● **REQUIREMENT**
Where does the string "circle" appear in the records? Copy every line that contains it.

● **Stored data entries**
───
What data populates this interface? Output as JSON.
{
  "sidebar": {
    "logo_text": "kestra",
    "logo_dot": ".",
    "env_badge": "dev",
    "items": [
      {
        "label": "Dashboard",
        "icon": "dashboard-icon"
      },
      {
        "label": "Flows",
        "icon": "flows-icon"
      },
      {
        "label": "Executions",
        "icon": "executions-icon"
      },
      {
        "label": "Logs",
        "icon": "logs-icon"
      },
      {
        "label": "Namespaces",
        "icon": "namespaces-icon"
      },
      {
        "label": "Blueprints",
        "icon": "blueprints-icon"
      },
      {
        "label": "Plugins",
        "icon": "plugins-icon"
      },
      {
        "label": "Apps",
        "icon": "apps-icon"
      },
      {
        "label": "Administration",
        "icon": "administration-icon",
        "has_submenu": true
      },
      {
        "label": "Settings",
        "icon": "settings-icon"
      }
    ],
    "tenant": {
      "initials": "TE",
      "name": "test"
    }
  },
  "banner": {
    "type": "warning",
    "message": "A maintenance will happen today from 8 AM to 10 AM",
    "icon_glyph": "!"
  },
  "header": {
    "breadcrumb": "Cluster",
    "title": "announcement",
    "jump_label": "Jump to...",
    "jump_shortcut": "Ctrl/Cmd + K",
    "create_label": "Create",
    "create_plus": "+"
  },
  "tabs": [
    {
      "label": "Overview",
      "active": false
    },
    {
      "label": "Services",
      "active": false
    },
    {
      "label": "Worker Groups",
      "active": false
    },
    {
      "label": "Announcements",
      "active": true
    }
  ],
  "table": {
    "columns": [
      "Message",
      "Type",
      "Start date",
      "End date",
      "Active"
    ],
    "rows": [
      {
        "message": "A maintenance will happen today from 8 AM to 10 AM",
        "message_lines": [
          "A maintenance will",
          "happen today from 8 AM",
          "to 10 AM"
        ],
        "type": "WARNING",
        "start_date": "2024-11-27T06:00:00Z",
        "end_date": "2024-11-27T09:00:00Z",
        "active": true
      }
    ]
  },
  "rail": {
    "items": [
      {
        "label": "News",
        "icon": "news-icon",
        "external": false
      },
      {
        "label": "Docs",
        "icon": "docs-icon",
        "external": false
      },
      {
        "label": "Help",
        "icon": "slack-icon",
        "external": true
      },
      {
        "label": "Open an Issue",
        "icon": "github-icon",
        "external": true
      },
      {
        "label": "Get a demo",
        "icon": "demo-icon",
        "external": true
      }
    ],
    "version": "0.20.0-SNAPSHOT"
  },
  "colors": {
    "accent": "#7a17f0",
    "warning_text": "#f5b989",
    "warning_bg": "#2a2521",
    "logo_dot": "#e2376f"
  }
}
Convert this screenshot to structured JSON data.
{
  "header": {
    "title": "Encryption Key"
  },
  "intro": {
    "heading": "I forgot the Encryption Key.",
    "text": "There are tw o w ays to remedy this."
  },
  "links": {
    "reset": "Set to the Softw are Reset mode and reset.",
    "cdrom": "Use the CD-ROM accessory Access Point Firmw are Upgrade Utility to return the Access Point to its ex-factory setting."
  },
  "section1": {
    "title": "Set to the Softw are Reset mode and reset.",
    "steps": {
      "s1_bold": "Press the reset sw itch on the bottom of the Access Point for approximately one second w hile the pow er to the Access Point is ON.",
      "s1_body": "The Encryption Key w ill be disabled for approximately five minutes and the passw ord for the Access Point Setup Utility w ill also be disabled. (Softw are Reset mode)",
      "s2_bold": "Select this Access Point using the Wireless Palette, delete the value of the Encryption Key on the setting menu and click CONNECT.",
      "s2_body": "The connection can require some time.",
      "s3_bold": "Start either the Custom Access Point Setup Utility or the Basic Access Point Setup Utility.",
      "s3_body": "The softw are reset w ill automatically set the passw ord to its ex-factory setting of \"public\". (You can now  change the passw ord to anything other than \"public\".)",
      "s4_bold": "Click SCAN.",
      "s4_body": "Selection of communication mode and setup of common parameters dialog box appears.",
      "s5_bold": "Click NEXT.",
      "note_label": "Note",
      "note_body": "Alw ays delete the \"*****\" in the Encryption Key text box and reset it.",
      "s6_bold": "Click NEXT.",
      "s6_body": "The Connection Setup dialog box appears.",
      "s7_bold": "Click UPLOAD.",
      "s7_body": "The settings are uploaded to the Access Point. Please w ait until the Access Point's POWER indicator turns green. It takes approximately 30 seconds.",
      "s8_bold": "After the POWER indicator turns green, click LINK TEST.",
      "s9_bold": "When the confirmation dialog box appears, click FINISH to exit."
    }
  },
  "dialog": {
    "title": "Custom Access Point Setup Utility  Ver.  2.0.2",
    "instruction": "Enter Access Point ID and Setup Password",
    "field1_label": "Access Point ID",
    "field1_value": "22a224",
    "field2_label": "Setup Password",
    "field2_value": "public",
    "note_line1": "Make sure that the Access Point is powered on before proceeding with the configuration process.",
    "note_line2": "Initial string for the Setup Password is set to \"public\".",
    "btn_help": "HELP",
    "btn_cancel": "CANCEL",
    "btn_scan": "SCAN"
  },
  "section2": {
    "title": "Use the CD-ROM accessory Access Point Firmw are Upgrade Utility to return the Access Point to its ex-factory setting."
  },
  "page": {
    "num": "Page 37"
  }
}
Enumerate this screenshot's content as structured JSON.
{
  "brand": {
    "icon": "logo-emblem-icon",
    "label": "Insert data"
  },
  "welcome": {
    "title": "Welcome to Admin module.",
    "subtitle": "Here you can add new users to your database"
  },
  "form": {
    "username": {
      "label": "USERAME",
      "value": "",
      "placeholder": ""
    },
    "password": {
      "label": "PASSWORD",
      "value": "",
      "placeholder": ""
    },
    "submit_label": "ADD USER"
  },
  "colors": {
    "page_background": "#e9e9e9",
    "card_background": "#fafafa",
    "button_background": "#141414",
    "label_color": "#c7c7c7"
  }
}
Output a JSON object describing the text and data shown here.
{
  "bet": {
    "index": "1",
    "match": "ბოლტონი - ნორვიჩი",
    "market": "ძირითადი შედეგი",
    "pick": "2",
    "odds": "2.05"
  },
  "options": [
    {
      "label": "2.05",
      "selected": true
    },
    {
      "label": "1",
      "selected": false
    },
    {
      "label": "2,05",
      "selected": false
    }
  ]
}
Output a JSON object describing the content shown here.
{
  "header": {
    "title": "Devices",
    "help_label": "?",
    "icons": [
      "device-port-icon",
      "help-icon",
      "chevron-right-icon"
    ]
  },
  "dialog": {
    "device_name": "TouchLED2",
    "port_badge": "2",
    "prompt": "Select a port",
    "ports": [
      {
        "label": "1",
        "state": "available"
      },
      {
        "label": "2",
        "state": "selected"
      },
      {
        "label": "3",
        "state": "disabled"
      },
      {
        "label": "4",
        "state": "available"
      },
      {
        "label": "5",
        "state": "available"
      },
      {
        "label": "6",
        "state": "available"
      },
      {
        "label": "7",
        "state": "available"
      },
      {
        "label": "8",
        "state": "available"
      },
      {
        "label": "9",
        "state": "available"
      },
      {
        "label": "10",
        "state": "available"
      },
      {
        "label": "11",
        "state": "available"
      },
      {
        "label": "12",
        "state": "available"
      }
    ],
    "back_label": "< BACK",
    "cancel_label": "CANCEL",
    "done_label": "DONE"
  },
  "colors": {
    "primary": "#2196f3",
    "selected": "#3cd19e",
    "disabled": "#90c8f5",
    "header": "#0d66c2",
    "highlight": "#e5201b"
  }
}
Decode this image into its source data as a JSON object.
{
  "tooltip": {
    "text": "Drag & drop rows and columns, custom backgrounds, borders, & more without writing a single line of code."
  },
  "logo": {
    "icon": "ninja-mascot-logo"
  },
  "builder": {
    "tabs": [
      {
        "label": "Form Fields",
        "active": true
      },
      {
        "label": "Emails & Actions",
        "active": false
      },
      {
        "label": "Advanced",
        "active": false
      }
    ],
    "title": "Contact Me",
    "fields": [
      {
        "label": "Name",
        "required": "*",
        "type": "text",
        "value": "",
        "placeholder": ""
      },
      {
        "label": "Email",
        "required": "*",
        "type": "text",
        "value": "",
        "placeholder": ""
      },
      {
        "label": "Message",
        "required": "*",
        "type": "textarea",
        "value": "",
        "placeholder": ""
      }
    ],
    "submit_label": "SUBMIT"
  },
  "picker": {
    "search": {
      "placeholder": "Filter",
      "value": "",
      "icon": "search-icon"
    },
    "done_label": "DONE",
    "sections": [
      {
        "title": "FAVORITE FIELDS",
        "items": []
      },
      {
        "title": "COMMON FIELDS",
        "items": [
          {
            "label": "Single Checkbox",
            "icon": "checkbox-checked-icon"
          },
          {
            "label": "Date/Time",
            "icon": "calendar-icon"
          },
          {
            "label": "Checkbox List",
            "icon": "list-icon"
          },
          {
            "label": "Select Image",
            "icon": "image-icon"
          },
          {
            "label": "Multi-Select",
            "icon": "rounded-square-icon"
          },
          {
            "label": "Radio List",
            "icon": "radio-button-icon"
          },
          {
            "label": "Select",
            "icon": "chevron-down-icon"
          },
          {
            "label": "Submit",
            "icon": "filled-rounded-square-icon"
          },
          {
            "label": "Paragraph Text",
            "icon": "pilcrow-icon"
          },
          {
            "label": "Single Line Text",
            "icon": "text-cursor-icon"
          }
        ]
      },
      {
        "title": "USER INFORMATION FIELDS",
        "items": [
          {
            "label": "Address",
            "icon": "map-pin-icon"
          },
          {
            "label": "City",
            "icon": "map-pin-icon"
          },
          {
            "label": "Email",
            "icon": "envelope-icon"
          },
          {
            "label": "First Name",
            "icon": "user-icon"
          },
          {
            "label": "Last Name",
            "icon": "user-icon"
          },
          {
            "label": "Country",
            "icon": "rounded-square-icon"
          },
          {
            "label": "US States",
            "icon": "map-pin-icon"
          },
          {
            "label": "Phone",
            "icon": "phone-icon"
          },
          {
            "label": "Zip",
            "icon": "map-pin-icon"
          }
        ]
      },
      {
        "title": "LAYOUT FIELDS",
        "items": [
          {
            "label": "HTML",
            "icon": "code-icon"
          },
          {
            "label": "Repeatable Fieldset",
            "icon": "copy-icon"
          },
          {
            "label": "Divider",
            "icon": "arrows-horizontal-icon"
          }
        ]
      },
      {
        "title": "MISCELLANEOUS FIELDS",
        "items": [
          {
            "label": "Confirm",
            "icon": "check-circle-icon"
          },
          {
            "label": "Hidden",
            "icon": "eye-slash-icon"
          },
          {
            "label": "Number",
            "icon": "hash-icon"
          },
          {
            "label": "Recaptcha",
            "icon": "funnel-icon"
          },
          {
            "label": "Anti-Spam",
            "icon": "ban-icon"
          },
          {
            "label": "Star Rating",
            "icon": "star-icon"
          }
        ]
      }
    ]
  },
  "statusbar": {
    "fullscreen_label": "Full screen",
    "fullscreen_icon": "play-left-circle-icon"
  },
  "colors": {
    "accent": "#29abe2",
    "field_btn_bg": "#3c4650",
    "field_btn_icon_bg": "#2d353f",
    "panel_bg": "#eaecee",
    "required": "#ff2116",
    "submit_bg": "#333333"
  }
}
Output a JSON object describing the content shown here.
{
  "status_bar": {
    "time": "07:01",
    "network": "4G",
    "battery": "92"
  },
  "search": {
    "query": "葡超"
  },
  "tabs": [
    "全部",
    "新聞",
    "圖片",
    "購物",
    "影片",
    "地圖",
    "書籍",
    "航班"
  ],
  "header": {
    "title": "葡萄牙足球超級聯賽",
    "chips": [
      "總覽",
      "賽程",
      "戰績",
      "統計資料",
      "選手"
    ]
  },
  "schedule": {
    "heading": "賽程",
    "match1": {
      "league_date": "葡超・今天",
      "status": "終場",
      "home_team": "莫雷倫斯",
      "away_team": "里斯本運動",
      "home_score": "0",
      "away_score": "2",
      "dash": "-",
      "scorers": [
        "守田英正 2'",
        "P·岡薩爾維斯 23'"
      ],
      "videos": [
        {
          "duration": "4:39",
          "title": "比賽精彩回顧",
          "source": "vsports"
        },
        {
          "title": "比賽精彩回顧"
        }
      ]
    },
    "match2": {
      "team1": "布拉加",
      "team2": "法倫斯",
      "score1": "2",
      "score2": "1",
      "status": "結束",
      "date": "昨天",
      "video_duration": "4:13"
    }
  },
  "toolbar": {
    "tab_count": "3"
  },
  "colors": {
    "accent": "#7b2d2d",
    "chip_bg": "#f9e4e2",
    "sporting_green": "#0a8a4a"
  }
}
───
● **RESULT FOR THIS EXERCISE**
            "icon": "check-circle-icon"
    "fullscreen_icon": "play-left-circle-icon"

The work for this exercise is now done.